> Aim
Every record that follows must be duplicated exactly, with images left out.

> Material shown
──────────

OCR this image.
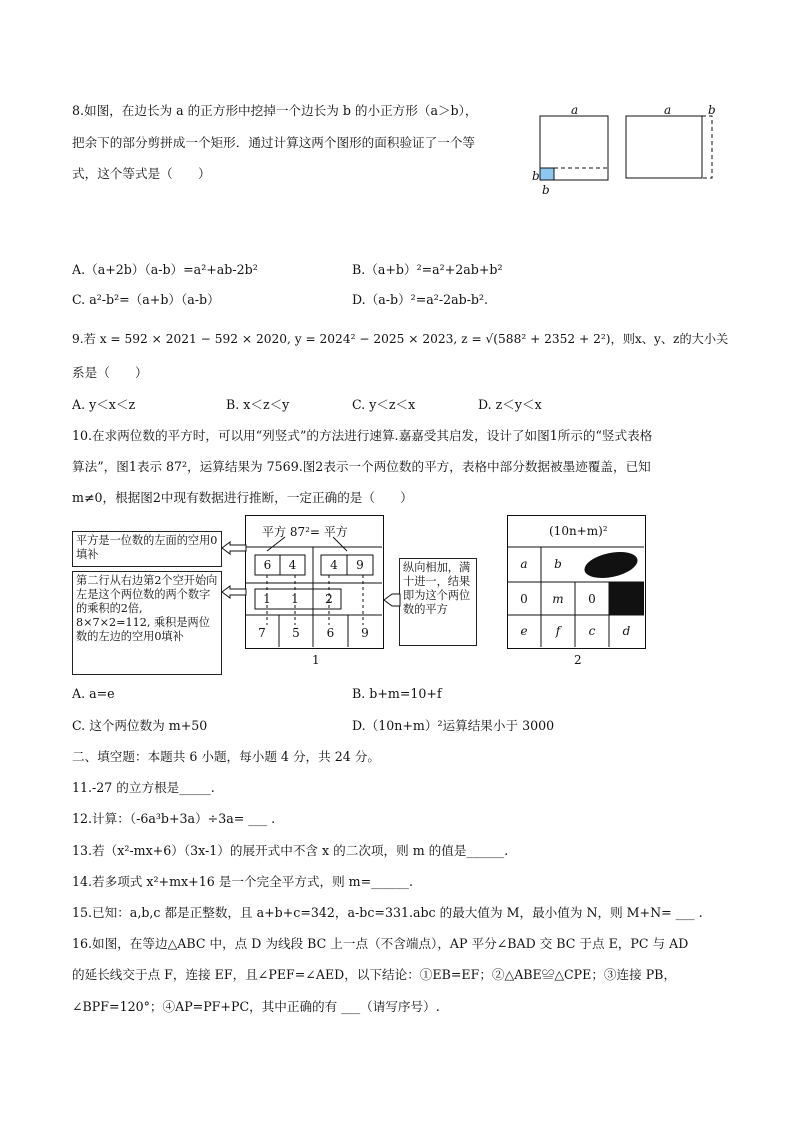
8.如图，在边长为 a 的正方形中挖掉一个边长为 b 的小正方形（a＞b），
把余下的部分剪拼成一个矩形．通过计算这两个图形的面积验证了一个等
式，这个等式是（　　）
a
b
b
a	b
A.（a+2b）（a-b）=a²+ab-2b²	B.（a+b）²=a²+2ab+b²
C. a²-b²=（a+b）（a-b）	D.（a-b）²=a²-2ab-b².
9.若 x = 592 × 2021 − 592 × 2020, y = 2024² − 2025 × 2023, z = √(588² + 2352 + 2²)，则x、y、z的大小关
系是（　　）
A. y＜x＜z	B. x＜z＜y	C. y＜z＜x	D. z＜y＜x
10.在求两位数的平方时，可以用“列竖式”的方法进行速算.嘉嘉受其启发，设计了如图1所示的“竖式表格
算法”，图1表示 87²，运算结果为 7569.图2表示一个两位数的平方，表格中部分数据被墨迹覆盖，已知
m≠0，根据图2中现有数据进行推断，一定正确的是（　　）
平方 87²= 平方
6	4	4	9
1	1	2
7	5	6	9
1
平方是一位数的左面的空用0填补
第二行从右边第2个空开始向左是这个两位数的两个数字的乘积的2倍, 8×7×2=112, 乘积是两位数的左边的空用0填补
纵向相加，满十进一，结果即为这个两位数的平方
(10n+m)²
a	b
0	m	0
e	f	c	d
2
A. a=e	B. b+m=10+f
C. 这个两位数为 m+50	D.（10n+m）²运算结果小于 3000
二、填空题：本题共 6 小题，每小题 4 分，共 24 分。
11.-27 的立方根是_____.
12.计算：（-6a³b+3a）÷3a= ___ .
13.若（x²-mx+6）（3x-1）的展开式中不含 x 的二次项，则 m 的值是______.
14.若多项式 x²+mx+16 是一个完全平方式，则 m=______.
15.已知：a,b,c 都是正整数，且 a+b+c=342，a-bc=331.abc 的最大值为 M，最小值为 N，则 M+N= ___ .
16.如图，在等边△ABC 中，点 D 为线段 BC 上一点（不含端点），AP 平分∠BAD 交 BC 于点 E，PC 与 AD
的延长线交于点 F，连接 EF，且∠PEF=∠AED，以下结论：①EB=EF；②△ABE≌△CPE；③连接 PB，
∠BPF=120°；④AP=PF+PC，其中正确的有 ___（请写序号）.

──────────

> Answer to the problem
OCR this image.
8.如图，在边长为 a 的正方形中挖掉一个边长为 b 的小正方形（a＞b），
把余下的部分剪拼成一个矩形．通过计算这两个图形的面积验证了一个等
式，这个等式是（　　）
a
b
b
a	b
A.（a+2b）（a-b）=a²+ab-2b²	B.（a+b）²=a²+2ab+b²
C. a²-b²=（a+b）（a-b）	D.（a-b）²=a²-2ab-b².
9.若 x = 592 × 2021 − 592 × 2020, y = 2024² − 2025 × 2023, z = √(588² + 2352 + 2²)，则x、y、z的大小关
系是（　　）
A. y＜x＜z	B. x＜z＜y	C. y＜z＜x	D. z＜y＜x
10.在求两位数的平方时，可以用“列竖式”的方法进行速算.嘉嘉受其启发，设计了如图1所示的“竖式表格
算法”，图1表示 87²，运算结果为 7569.图2表示一个两位数的平方，表格中部分数据被墨迹覆盖，已知
m≠0，根据图2中现有数据进行推断，一定正确的是（　　）
平方 87²= 平方
6	4	4	9
1	1	2
7	5	6	9
1
平方是一位数的左面的空用0填补
第二行从右边第2个空开始向左是这个两位数的两个数字的乘积的2倍, 8×7×2=112, 乘积是两位数的左边的空用0填补
纵向相加，满十进一，结果即为这个两位数的平方
(10n+m)²
a	b
0	m	0
e	f	c	d
2
A. a=e	B. b+m=10+f
C. 这个两位数为 m+50	D.（10n+m）²运算结果小于 3000
二、填空题：本题共 6 小题，每小题 4 分，共 24 分。
11.-27 的立方根是_____.
12.计算：（-6a³b+3a）÷3a= ___ .
13.若（x²-mx+6）（3x-1）的展开式中不含 x 的二次项，则 m 的值是______.
14.若多项式 x²+mx+16 是一个完全平方式，则 m=______.
15.已知：a,b,c 都是正整数，且 a+b+c=342，a-bc=331.abc 的最大值为 M，最小值为 N，则 M+N= ___ .
16.如图，在等边△ABC 中，点 D 为线段 BC 上一点（不含端点），AP 平分∠BAD 交 BC 于点 E，PC 与 AD
的延长线交于点 F，连接 EF，且∠PEF=∠AED，以下结论：①EB=EF；②△ABE≌△CPE；③连接 PB，
∠BPF=120°；④AP=PF+PC，其中正确的有 ___（请写序号）.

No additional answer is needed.